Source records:
************

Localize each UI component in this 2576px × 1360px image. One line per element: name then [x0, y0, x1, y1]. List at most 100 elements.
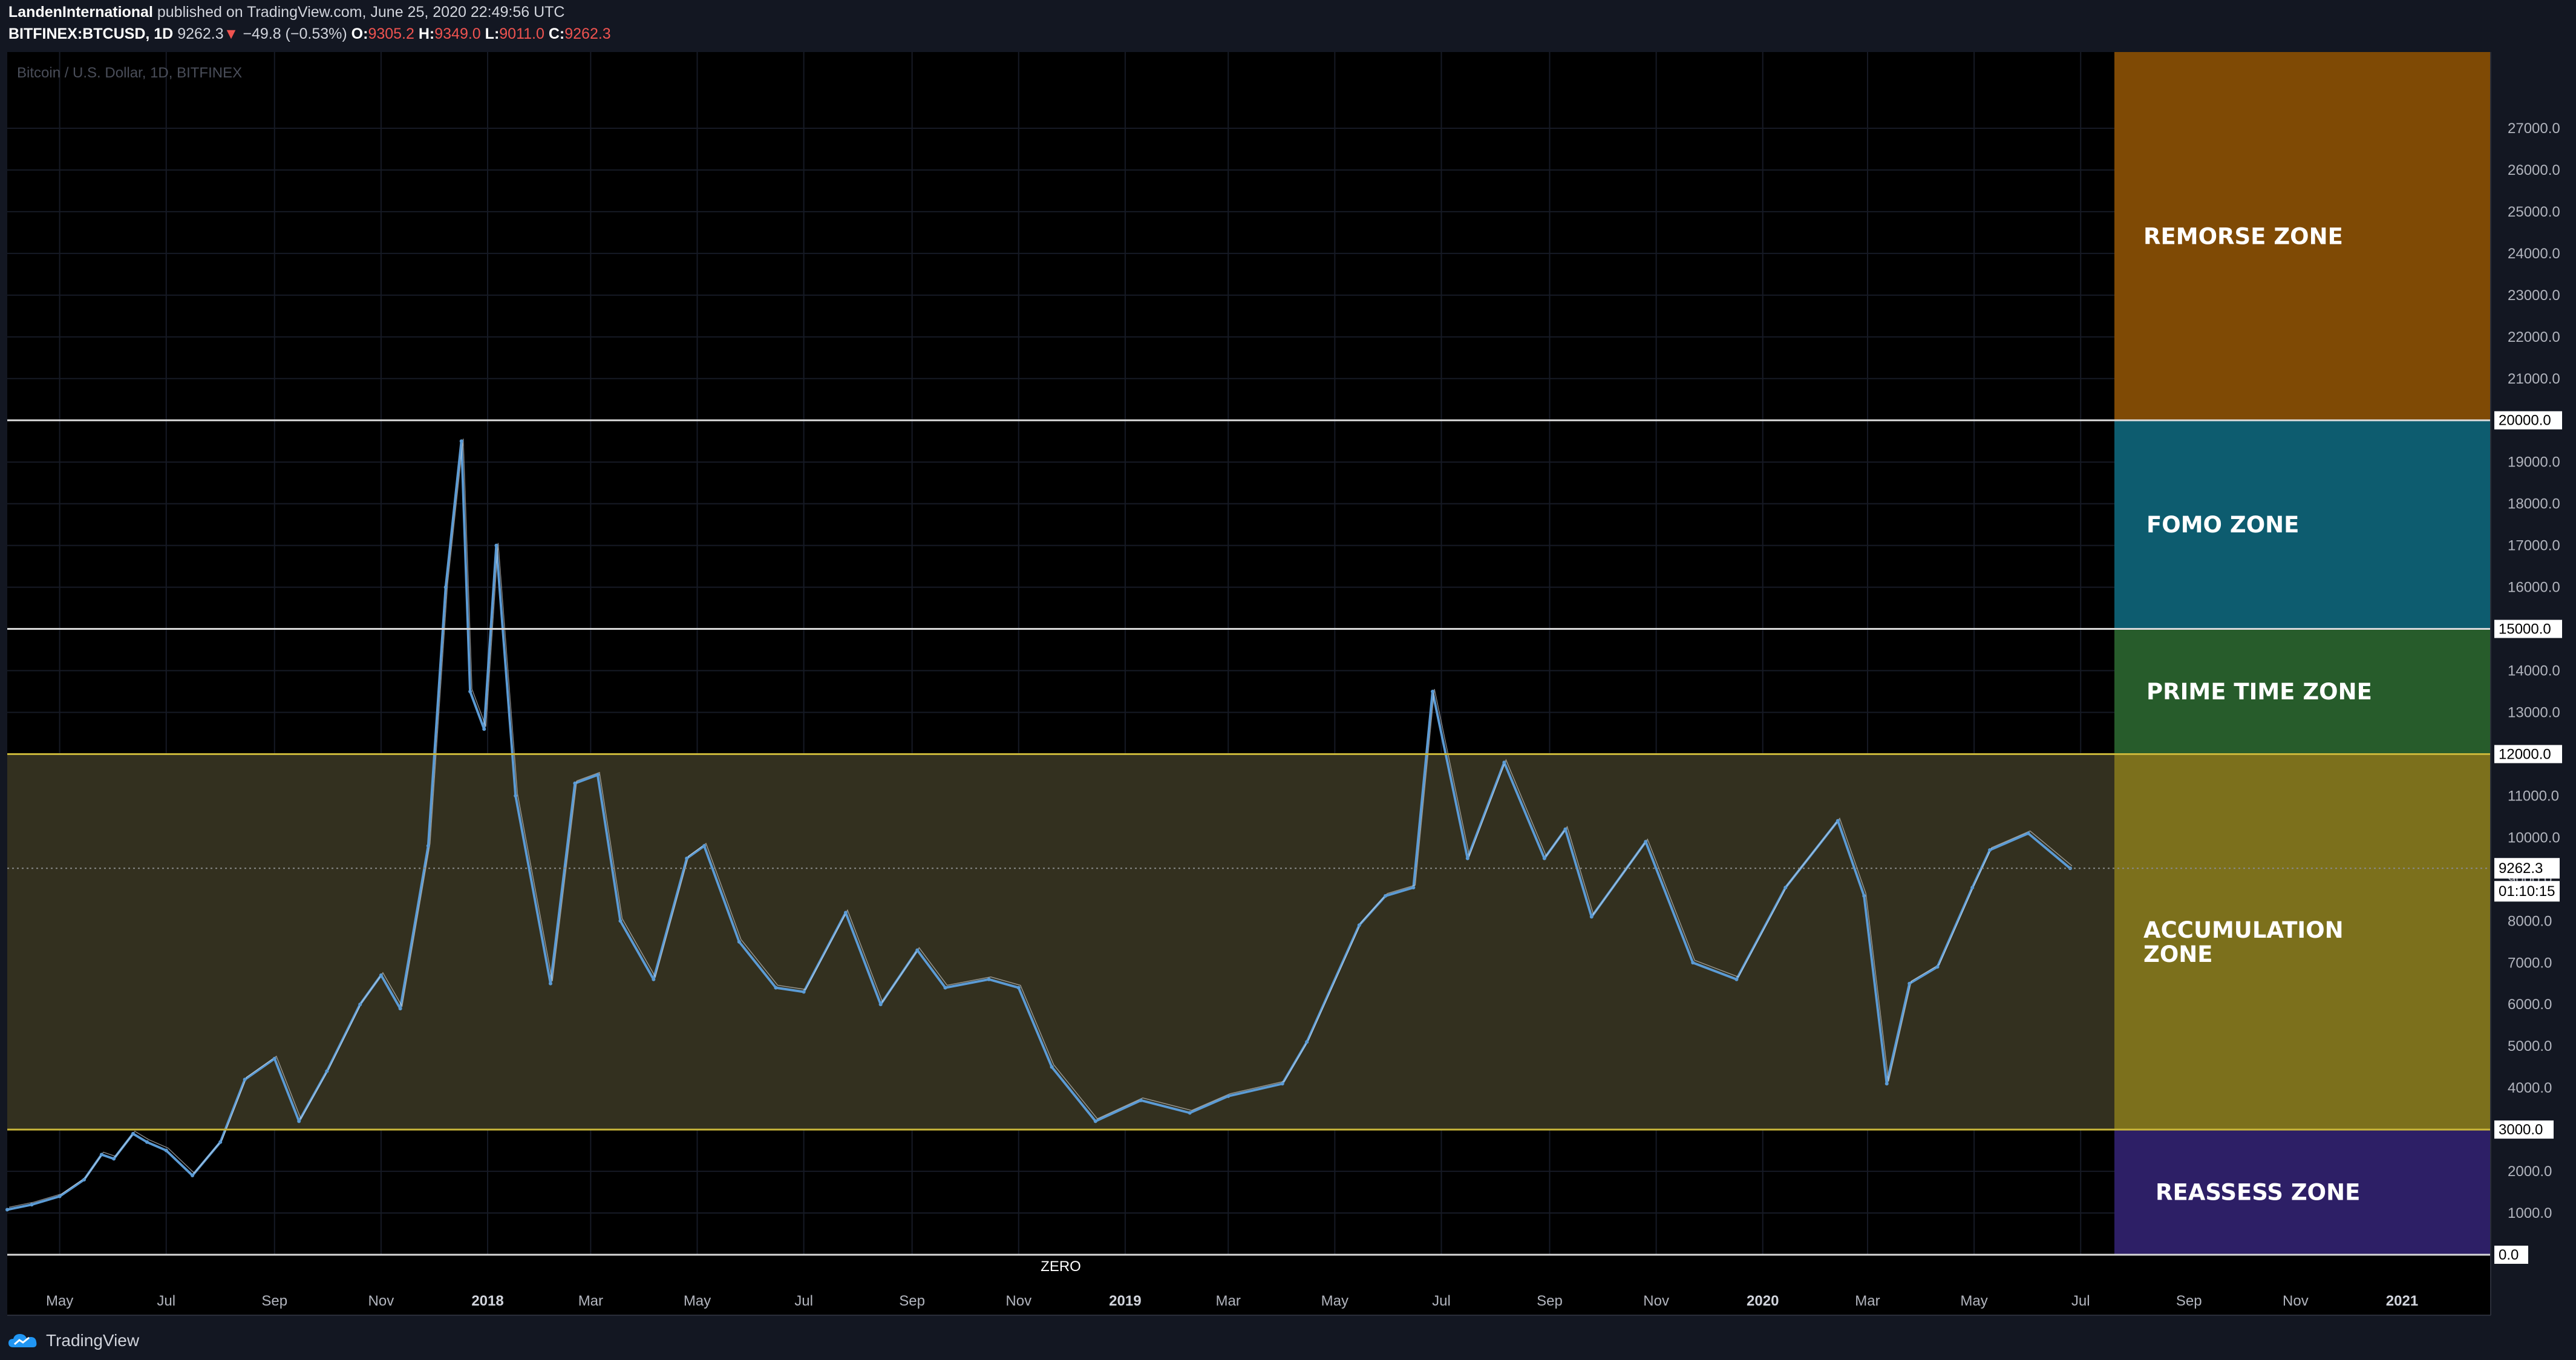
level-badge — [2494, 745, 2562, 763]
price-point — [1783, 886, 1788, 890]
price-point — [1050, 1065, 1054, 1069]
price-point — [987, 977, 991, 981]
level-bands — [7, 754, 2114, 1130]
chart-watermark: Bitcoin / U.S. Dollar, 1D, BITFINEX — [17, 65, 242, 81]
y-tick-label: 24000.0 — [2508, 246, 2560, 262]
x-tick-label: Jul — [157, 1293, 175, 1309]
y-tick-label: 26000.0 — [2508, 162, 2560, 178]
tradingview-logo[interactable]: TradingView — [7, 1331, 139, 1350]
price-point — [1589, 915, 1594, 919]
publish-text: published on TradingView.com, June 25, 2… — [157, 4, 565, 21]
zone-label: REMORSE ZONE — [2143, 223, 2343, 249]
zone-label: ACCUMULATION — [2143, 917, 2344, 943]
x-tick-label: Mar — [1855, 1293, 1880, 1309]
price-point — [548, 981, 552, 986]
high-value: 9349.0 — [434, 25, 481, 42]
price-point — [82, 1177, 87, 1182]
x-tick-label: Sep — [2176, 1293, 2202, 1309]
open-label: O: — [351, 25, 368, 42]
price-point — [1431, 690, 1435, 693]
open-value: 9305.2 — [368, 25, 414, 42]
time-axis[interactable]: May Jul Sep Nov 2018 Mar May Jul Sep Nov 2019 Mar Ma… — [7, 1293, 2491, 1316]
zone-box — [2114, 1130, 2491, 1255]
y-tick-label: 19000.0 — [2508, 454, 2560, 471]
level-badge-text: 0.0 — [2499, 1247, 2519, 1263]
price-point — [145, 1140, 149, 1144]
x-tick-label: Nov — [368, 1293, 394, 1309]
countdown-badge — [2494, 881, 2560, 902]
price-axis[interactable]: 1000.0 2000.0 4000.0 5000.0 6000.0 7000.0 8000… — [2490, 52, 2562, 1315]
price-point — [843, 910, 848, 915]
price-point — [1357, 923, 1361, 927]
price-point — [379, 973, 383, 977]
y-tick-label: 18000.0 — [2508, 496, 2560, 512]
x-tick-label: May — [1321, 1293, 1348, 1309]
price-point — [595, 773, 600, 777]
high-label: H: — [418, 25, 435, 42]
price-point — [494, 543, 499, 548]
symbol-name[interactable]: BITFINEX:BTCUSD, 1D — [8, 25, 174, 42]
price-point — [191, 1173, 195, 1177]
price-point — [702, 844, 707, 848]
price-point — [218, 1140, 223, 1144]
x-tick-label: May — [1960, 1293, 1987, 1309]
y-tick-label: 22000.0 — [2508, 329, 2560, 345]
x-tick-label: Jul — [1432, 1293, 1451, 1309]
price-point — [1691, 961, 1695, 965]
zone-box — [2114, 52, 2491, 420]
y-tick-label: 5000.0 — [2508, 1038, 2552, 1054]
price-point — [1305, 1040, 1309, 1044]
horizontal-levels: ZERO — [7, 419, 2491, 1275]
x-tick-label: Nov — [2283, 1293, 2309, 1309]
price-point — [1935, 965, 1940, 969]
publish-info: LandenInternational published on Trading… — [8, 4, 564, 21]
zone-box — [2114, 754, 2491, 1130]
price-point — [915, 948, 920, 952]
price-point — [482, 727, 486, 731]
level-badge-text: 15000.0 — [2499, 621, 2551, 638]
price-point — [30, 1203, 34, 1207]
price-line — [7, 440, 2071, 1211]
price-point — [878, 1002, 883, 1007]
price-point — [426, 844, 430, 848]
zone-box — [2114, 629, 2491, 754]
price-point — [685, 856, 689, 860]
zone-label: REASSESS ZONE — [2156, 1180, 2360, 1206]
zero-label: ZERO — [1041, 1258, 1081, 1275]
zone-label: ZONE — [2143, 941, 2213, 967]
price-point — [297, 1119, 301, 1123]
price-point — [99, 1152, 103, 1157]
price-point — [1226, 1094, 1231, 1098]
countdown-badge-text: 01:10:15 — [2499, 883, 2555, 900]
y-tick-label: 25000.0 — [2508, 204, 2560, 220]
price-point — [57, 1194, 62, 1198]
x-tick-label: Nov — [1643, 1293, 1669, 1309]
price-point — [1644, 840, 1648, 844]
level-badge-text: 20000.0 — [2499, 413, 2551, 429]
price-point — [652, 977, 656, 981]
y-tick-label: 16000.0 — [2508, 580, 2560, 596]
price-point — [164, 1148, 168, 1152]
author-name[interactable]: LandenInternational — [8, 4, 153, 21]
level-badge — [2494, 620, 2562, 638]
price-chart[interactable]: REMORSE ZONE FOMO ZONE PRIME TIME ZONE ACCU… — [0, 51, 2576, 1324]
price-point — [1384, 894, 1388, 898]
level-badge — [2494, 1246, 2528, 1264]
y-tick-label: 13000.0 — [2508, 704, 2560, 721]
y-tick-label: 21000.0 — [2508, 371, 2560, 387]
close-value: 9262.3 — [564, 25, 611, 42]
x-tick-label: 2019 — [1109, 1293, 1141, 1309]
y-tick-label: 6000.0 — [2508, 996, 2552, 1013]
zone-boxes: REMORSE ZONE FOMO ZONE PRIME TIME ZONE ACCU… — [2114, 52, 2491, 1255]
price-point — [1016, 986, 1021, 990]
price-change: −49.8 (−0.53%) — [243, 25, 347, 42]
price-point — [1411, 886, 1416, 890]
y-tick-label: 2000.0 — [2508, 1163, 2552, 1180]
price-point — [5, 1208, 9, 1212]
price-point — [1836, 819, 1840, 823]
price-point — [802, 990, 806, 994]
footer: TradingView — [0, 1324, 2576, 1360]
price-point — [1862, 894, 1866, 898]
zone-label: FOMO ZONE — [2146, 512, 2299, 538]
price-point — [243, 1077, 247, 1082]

************

Goal>
Copy out all the source records above, with every occurrence of "price-point" changed to "data-point" and nothing else altered. Omit the pictures.

Reply to the exercise>
Localize each UI component in this 2576px × 1360px image. One line per element: name then [x0, y0, x1, y1]. List at most 100 elements.
level-badge — [2494, 745, 2562, 763]
data-point — [1783, 886, 1788, 890]
data-point — [1050, 1065, 1054, 1069]
data-point — [987, 977, 991, 981]
level-bands — [7, 754, 2114, 1130]
chart-watermark: Bitcoin / U.S. Dollar, 1D, BITFINEX — [17, 65, 242, 81]
y-tick-label: 24000.0 — [2508, 246, 2560, 262]
x-tick-label: Jul — [157, 1293, 175, 1309]
y-tick-label: 26000.0 — [2508, 162, 2560, 178]
tradingview-logo[interactable]: TradingView — [7, 1331, 139, 1350]
data-point — [1589, 915, 1594, 919]
publish-text: published on TradingView.com, June 25, 2… — [157, 4, 565, 21]
zone-label: REMORSE ZONE — [2143, 223, 2343, 249]
zone-label: ACCUMULATION — [2143, 917, 2344, 943]
x-tick-label: Mar — [1855, 1293, 1880, 1309]
data-point — [548, 981, 552, 986]
high-value: 9349.0 — [434, 25, 481, 42]
data-point — [82, 1177, 87, 1182]
x-tick-label: Sep — [2176, 1293, 2202, 1309]
open-label: O: — [351, 25, 368, 42]
data-point — [1431, 690, 1435, 693]
open-value: 9305.2 — [368, 25, 414, 42]
time-axis[interactable]: May Jul Sep Nov 2018 Mar May Jul Sep Nov 2019 Mar Ma… — [7, 1293, 2491, 1316]
zone-box — [2114, 1130, 2491, 1255]
y-tick-label: 19000.0 — [2508, 454, 2560, 471]
level-badge-text: 0.0 — [2499, 1247, 2519, 1263]
data-point — [145, 1140, 149, 1144]
x-tick-label: Nov — [368, 1293, 394, 1309]
countdown-badge — [2494, 881, 2560, 902]
price-axis[interactable]: 1000.0 2000.0 4000.0 5000.0 6000.0 7000.0 8000… — [2490, 52, 2562, 1315]
data-point — [843, 910, 848, 915]
data-point — [1357, 923, 1361, 927]
data-point — [379, 973, 383, 977]
y-tick-label: 18000.0 — [2508, 496, 2560, 512]
x-tick-label: May — [1321, 1293, 1348, 1309]
data-point — [595, 773, 600, 777]
high-label: H: — [418, 25, 435, 42]
data-point — [494, 543, 499, 548]
symbol-name[interactable]: BITFINEX:BTCUSD, 1D — [8, 25, 174, 42]
data-point — [191, 1173, 195, 1177]
data-point — [702, 844, 707, 848]
data-point — [218, 1140, 223, 1144]
x-tick-label: May — [1960, 1293, 1987, 1309]
y-tick-label: 22000.0 — [2508, 329, 2560, 345]
x-tick-label: Jul — [1432, 1293, 1451, 1309]
data-point — [1691, 961, 1695, 965]
zone-box — [2114, 52, 2491, 420]
y-tick-label: 5000.0 — [2508, 1038, 2552, 1054]
data-point — [1305, 1040, 1309, 1044]
horizontal-levels: ZERO — [7, 419, 2491, 1275]
x-tick-label: Nov — [2283, 1293, 2309, 1309]
data-point — [1935, 965, 1940, 969]
publish-info: LandenInternational published on Trading… — [8, 4, 564, 21]
zone-box — [2114, 754, 2491, 1130]
data-point — [915, 948, 920, 952]
data-point — [482, 727, 486, 731]
level-badge-text: 15000.0 — [2499, 621, 2551, 638]
data-point — [30, 1203, 34, 1207]
price-line — [7, 440, 2071, 1211]
data-point — [878, 1002, 883, 1007]
data-point — [426, 844, 430, 848]
zone-box — [2114, 629, 2491, 754]
data-point — [685, 856, 689, 860]
zone-label: REASSESS ZONE — [2156, 1180, 2360, 1206]
zero-label: ZERO — [1041, 1258, 1081, 1275]
zone-label: ZONE — [2143, 941, 2213, 967]
data-point — [297, 1119, 301, 1123]
data-point — [99, 1152, 103, 1157]
data-point — [1226, 1094, 1231, 1098]
countdown-badge-text: 01:10:15 — [2499, 883, 2555, 900]
y-tick-label: 25000.0 — [2508, 204, 2560, 220]
data-point — [57, 1194, 62, 1198]
x-tick-label: Nov — [1643, 1293, 1669, 1309]
data-point — [1644, 840, 1648, 844]
level-badge-text: 20000.0 — [2499, 413, 2551, 429]
data-point — [652, 977, 656, 981]
y-tick-label: 16000.0 — [2508, 580, 2560, 596]
data-point — [164, 1148, 168, 1152]
author-name[interactable]: LandenInternational — [8, 4, 153, 21]
level-badge — [2494, 620, 2562, 638]
price-chart[interactable]: REMORSE ZONE FOMO ZONE PRIME TIME ZONE ACCU… — [0, 51, 2576, 1324]
data-point — [1384, 894, 1388, 898]
level-badge — [2494, 1246, 2528, 1264]
y-tick-label: 13000.0 — [2508, 704, 2560, 721]
y-tick-label: 21000.0 — [2508, 371, 2560, 387]
close-value: 9262.3 — [564, 25, 611, 42]
x-tick-label: 2019 — [1109, 1293, 1141, 1309]
y-tick-label: 6000.0 — [2508, 996, 2552, 1013]
zone-boxes: REMORSE ZONE FOMO ZONE PRIME TIME ZONE ACCU… — [2114, 52, 2491, 1255]
data-point — [1016, 986, 1021, 990]
price-change: −49.8 (−0.53%) — [243, 25, 347, 42]
data-point — [1411, 886, 1416, 890]
y-tick-label: 2000.0 — [2508, 1163, 2552, 1180]
data-point — [5, 1208, 9, 1212]
data-point — [1836, 819, 1840, 823]
data-point — [802, 990, 806, 994]
footer: TradingView — [0, 1324, 2576, 1360]
data-point — [1862, 894, 1866, 898]
zone-label: FOMO ZONE — [2146, 512, 2299, 538]
data-point — [243, 1077, 247, 1082]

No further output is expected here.